> _Problem statement_: Output the records. Match them exactly.

(Figure dataset records)

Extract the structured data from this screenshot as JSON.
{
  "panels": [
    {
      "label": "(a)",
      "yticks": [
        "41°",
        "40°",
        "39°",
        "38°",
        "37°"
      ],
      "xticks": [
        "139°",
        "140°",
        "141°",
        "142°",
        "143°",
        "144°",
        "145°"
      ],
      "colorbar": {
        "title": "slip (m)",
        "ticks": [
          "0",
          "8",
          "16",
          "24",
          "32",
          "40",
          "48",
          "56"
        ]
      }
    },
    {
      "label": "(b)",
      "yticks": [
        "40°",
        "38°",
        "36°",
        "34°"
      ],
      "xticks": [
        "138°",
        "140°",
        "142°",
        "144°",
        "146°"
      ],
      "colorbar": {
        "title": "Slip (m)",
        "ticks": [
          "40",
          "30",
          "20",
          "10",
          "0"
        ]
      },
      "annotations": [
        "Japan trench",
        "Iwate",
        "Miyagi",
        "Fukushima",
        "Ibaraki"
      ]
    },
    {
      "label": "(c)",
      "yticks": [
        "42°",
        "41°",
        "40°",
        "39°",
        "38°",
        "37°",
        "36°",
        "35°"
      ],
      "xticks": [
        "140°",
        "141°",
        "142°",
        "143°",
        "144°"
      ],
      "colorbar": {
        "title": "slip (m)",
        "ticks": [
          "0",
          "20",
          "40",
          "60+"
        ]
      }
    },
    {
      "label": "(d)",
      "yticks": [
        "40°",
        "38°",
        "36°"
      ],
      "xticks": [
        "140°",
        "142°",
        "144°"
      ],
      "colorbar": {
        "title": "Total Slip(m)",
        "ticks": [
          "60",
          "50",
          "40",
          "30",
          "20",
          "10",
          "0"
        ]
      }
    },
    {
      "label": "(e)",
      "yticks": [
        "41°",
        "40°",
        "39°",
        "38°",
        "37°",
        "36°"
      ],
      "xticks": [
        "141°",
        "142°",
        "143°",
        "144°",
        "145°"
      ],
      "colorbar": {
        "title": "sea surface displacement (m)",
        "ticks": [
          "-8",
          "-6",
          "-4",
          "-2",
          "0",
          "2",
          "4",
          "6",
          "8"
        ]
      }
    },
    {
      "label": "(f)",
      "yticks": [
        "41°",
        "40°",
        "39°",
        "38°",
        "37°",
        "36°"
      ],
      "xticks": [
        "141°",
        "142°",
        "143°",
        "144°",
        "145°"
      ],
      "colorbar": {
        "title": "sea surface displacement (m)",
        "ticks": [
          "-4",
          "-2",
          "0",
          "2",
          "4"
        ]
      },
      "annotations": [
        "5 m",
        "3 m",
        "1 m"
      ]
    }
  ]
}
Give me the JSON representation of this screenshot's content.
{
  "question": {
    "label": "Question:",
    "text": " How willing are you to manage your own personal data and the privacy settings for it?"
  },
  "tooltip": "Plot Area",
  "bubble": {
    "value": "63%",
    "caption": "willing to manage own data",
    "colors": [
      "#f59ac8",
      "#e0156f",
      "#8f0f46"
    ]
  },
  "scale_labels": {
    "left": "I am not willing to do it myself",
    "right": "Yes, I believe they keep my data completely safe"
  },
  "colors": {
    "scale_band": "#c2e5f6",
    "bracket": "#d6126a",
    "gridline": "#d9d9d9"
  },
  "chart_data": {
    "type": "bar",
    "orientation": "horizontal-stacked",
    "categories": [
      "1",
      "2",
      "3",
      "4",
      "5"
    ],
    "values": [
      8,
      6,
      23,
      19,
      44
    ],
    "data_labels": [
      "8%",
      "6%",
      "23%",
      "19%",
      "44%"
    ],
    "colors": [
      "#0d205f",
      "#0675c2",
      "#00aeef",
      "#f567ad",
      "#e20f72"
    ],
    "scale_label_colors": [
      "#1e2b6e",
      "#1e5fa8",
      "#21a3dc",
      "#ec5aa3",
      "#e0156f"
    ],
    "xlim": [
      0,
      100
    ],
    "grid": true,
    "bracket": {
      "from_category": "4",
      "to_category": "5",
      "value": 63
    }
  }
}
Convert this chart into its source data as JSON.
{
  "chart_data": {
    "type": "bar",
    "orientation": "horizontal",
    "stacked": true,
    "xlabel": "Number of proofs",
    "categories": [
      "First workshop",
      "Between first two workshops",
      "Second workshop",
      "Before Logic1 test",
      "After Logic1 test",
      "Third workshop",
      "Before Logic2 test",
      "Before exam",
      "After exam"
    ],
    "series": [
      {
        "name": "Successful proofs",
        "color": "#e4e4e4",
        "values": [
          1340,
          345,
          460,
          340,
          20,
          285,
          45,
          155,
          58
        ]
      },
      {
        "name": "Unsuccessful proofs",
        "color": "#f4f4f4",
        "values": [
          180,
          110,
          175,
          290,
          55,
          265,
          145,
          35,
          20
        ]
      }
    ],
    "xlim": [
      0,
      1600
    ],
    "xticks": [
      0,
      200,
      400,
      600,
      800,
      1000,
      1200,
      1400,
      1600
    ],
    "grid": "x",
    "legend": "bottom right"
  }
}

> _Solved exercise_:
Extract the structured data from this screenshot as JSON.
{
  "panels": [
    {
      "label": "(a)",
      "yticks": [
        "41°",
        "40°",
        "39°",
        "38°",
        "37°"
      ],
      "xticks": [
        "139°",
        "140°",
        "141°",
        "142°",
        "143°",
        "144°",
        "145°"
      ],
      "colorbar": {
        "title": "slip (m)",
        "ticks": [
          "0",
          "8",
          "16",
          "24",
          "32",
          "40",
          "48",
          "56"
        ]
      }
    },
    {
      "label": "(b)",
      "yticks": [
        "40°",
        "38°",
        "36°",
        "34°"
      ],
      "xticks": [
        "138°",
        "140°",
        "142°",
        "144°",
        "146°"
      ],
      "colorbar": {
        "title": "Slip (m)",
        "ticks": [
          "40",
          "30",
          "20",
          "10",
          "0"
        ]
      },
      "annotations": [
        "Japan trench",
        "Iwate",
        "Miyagi",
        "Fukushima",
        "Ibaraki"
      ]
    },
    {
      "label": "(c)",
      "yticks": [
        "42°",
        "41°",
        "40°",
        "39°",
        "38°",
        "37°",
        "36°",
        "35°"
      ],
      "xticks": [
        "140°",
        "141°",
        "142°",
        "143°",
        "144°"
      ],
      "colorbar": {
        "title": "slip (m)",
        "ticks": [
          "0",
          "20",
          "40",
          "60+"
        ]
      }
    },
    {
      "label": "(d)",
      "yticks": [
        "40°",
        "38°",
        "36°"
      ],
      "xticks": [
        "140°",
        "142°",
        "144°"
      ],
      "colorbar": {
        "title": "Total Slip(m)",
        "ticks": [
          "60",
          "50",
          "40",
          "30",
          "20",
          "10",
          "0"
        ]
      }
    },
    {
      "label": "(e)",
      "yticks": [
        "41°",
        "40°",
        "39°",
        "38°",
        "37°",
        "36°"
      ],
      "xticks": [
        "141°",
        "142°",
        "143°",
        "144°",
        "145°"
      ],
      "colorbar": {
        "title": "sea surface displacement (m)",
        "ticks": [
          "-8",
          "-6",
          "-4",
          "-2",
          "0",
          "2",
          "4",
          "6",
          "8"
        ]
      }
    },
    {
      "label": "(f)",
      "yticks": [
        "41°",
        "40°",
        "39°",
        "38°",
        "37°",
        "36°"
      ],
      "xticks": [
        "141°",
        "142°",
        "143°",
        "144°",
        "145°"
      ],
      "colorbar": {
        "title": "sea surface displacement (m)",
        "ticks": [
          "-4",
          "-2",
          "0",
          "2",
          "4"
        ]
      },
      "annotations": [
        "5 m",
        "3 m",
        "1 m"
      ]
    }
  ]
}
Give me the JSON representation of this screenshot's content.
{
  "question": {
    "label": "Question:",
    "text": " How willing are you to manage your own personal data and the privacy settings for it?"
  },
  "tooltip": "Plot Area",
  "bubble": {
    "value": "63%",
    "caption": "willing to manage own data",
    "colors": [
      "#f59ac8",
      "#e0156f",
      "#8f0f46"
    ]
  },
  "scale_labels": {
    "left": "I am not willing to do it myself",
    "right": "Yes, I believe they keep my data completely safe"
  },
  "colors": {
    "scale_band": "#c2e5f6",
    "bracket": "#d6126a",
    "gridline": "#d9d9d9"
  },
  "chart_data": {
    "type": "bar",
    "orientation": "horizontal-stacked",
    "categories": [
      "1",
      "2",
      "3",
      "4",
      "5"
    ],
    "values": [
      8,
      6,
      23,
      19,
      44
    ],
    "data_labels": [
      "8%",
      "6%",
      "23%",
      "19%",
      "44%"
    ],
    "colors": [
      "#0d205f",
      "#0675c2",
      "#00aeef",
      "#f567ad",
      "#e20f72"
    ],
    "scale_label_colors": [
      "#1e2b6e",
      "#1e5fa8",
      "#21a3dc",
      "#ec5aa3",
      "#e0156f"
    ],
    "xlim": [
      0,
      100
    ],
    "grid": true,
    "bracket": {
      "from_category": "4",
      "to_category": "5",
      "value": 63
    }
  }
}
Convert this chart into its source data as JSON.
{
  "chart_data": {
    "type": "bar",
    "orientation": "horizontal",
    "stacked": true,
    "xlabel": "Number of proofs",
    "categories": [
      "First workshop",
      "Between first two workshops",
      "Second workshop",
      "Before Logic1 test",
      "After Logic1 test",
      "Third workshop",
      "Before Logic2 test",
      "Before exam",
      "After exam"
    ],
    "series": [
      {
        "name": "Successful proofs",
        "color": "#e4e4e4",
        "values": [
          1340,
          345,
          460,
          340,
          20,
          285,
          45,
          155,
          58
        ]
      },
      {
        "name": "Unsuccessful proofs",
        "color": "#f4f4f4",
        "values": [
          180,
          110,
          175,
          290,
          55,
          265,
          145,
          35,
          20
        ]
      }
    ],
    "xlim": [
      0,
      1600
    ],
    "xticks": [
      0,
      200,
      400,
      600,
      800,
      1000,
      1200,
      1400,
      1600
    ],
    "grid": "x",
    "legend": "bottom right"
  }
}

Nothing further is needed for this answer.